__DATA PROVIDED__:
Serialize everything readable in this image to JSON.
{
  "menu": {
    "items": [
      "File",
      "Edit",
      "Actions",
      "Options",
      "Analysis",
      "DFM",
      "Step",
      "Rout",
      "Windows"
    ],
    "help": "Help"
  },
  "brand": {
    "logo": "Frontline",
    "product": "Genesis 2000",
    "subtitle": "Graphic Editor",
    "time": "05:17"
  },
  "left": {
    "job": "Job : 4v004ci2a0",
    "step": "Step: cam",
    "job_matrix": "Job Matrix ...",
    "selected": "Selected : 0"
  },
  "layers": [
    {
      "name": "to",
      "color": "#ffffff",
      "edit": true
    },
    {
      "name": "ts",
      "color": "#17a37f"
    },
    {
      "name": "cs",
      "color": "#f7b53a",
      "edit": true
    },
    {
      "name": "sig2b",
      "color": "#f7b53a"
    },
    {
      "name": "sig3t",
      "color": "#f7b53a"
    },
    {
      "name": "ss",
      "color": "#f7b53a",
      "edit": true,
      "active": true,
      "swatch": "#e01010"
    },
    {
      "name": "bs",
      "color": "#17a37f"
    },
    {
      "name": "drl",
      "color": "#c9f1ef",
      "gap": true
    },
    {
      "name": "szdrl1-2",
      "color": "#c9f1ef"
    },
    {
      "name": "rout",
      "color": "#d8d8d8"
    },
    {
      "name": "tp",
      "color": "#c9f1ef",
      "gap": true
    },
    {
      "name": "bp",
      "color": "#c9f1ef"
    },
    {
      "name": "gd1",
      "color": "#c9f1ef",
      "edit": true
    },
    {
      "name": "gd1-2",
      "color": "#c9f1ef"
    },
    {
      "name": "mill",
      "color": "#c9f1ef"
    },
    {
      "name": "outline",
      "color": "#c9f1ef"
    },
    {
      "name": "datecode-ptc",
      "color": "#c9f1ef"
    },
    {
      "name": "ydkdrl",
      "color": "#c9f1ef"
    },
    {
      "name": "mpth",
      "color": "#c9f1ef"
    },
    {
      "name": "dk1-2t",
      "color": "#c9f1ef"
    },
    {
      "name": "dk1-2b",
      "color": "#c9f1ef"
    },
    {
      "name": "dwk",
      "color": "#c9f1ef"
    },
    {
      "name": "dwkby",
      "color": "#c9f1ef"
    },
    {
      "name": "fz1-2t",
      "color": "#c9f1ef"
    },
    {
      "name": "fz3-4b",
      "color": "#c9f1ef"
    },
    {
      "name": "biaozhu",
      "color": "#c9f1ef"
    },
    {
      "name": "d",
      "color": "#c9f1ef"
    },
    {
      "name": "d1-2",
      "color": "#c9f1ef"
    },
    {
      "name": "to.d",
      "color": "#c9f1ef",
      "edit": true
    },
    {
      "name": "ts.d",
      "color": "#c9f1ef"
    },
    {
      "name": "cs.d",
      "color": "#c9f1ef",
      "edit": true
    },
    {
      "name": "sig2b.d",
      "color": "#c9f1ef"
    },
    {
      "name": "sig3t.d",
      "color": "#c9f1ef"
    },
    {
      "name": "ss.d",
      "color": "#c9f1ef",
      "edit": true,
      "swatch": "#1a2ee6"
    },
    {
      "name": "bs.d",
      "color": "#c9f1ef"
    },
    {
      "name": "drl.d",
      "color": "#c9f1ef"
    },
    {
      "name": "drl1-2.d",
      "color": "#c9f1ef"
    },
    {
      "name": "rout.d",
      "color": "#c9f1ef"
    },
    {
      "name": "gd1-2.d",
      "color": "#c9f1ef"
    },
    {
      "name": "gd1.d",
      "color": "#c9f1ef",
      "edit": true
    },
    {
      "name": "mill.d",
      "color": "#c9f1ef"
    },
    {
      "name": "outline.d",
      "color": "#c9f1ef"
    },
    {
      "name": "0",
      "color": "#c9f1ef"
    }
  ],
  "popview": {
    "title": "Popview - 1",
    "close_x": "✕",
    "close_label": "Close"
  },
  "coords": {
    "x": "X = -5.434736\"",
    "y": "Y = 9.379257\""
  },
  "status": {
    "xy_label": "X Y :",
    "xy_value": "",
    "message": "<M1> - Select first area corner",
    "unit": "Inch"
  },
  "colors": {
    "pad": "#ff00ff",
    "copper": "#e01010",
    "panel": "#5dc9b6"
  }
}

__REQUIREMENT__: After reading the lines above, reproduce them all exactly.

__WRITTEN RESPONSE__:
Serialize everything readable in this image to JSON.
{
  "menu": {
    "items": [
      "File",
      "Edit",
      "Actions",
      "Options",
      "Analysis",
      "DFM",
      "Step",
      "Rout",
      "Windows"
    ],
    "help": "Help"
  },
  "brand": {
    "logo": "Frontline",
    "product": "Genesis 2000",
    "subtitle": "Graphic Editor",
    "time": "05:17"
  },
  "left": {
    "job": "Job : 4v004ci2a0",
    "step": "Step: cam",
    "job_matrix": "Job Matrix ...",
    "selected": "Selected : 0"
  },
  "layers": [
    {
      "name": "to",
      "color": "#ffffff",
      "edit": true
    },
    {
      "name": "ts",
      "color": "#17a37f"
    },
    {
      "name": "cs",
      "color": "#f7b53a",
      "edit": true
    },
    {
      "name": "sig2b",
      "color": "#f7b53a"
    },
    {
      "name": "sig3t",
      "color": "#f7b53a"
    },
    {
      "name": "ss",
      "color": "#f7b53a",
      "edit": true,
      "active": true,
      "swatch": "#e01010"
    },
    {
      "name": "bs",
      "color": "#17a37f"
    },
    {
      "name": "drl",
      "color": "#c9f1ef",
      "gap": true
    },
    {
      "name": "szdrl1-2",
      "color": "#c9f1ef"
    },
    {
      "name": "rout",
      "color": "#d8d8d8"
    },
    {
      "name": "tp",
      "color": "#c9f1ef",
      "gap": true
    },
    {
      "name": "bp",
      "color": "#c9f1ef"
    },
    {
      "name": "gd1",
      "color": "#c9f1ef",
      "edit": true
    },
    {
      "name": "gd1-2",
      "color": "#c9f1ef"
    },
    {
      "name": "mill",
      "color": "#c9f1ef"
    },
    {
      "name": "outline",
      "color": "#c9f1ef"
    },
    {
      "name": "datecode-ptc",
      "color": "#c9f1ef"
    },
    {
      "name": "ydkdrl",
      "color": "#c9f1ef"
    },
    {
      "name": "mpth",
      "color": "#c9f1ef"
    },
    {
      "name": "dk1-2t",
      "color": "#c9f1ef"
    },
    {
      "name": "dk1-2b",
      "color": "#c9f1ef"
    },
    {
      "name": "dwk",
      "color": "#c9f1ef"
    },
    {
      "name": "dwkby",
      "color": "#c9f1ef"
    },
    {
      "name": "fz1-2t",
      "color": "#c9f1ef"
    },
    {
      "name": "fz3-4b",
      "color": "#c9f1ef"
    },
    {
      "name": "biaozhu",
      "color": "#c9f1ef"
    },
    {
      "name": "d",
      "color": "#c9f1ef"
    },
    {
      "name": "d1-2",
      "color": "#c9f1ef"
    },
    {
      "name": "to.d",
      "color": "#c9f1ef",
      "edit": true
    },
    {
      "name": "ts.d",
      "color": "#c9f1ef"
    },
    {
      "name": "cs.d",
      "color": "#c9f1ef",
      "edit": true
    },
    {
      "name": "sig2b.d",
      "color": "#c9f1ef"
    },
    {
      "name": "sig3t.d",
      "color": "#c9f1ef"
    },
    {
      "name": "ss.d",
      "color": "#c9f1ef",
      "edit": true,
      "swatch": "#1a2ee6"
    },
    {
      "name": "bs.d",
      "color": "#c9f1ef"
    },
    {
      "name": "drl.d",
      "color": "#c9f1ef"
    },
    {
      "name": "drl1-2.d",
      "color": "#c9f1ef"
    },
    {
      "name": "rout.d",
      "color": "#c9f1ef"
    },
    {
      "name": "gd1-2.d",
      "color": "#c9f1ef"
    },
    {
      "name": "gd1.d",
      "color": "#c9f1ef",
      "edit": true
    },
    {
      "name": "mill.d",
      "color": "#c9f1ef"
    },
    {
      "name": "outline.d",
      "color": "#c9f1ef"
    },
    {
      "name": "0",
      "color": "#c9f1ef"
    }
  ],
  "popview": {
    "title": "Popview - 1",
    "close_x": "✕",
    "close_label": "Close"
  },
  "coords": {
    "x": "X = -5.434736\"",
    "y": "Y = 9.379257\""
  },
  "status": {
    "xy_label": "X Y :",
    "xy_value": "",
    "message": "<M1> - Select first area corner",
    "unit": "Inch"
  },
  "colors": {
    "pad": "#ff00ff",
    "copper": "#e01010",
    "panel": "#5dc9b6"
  }
}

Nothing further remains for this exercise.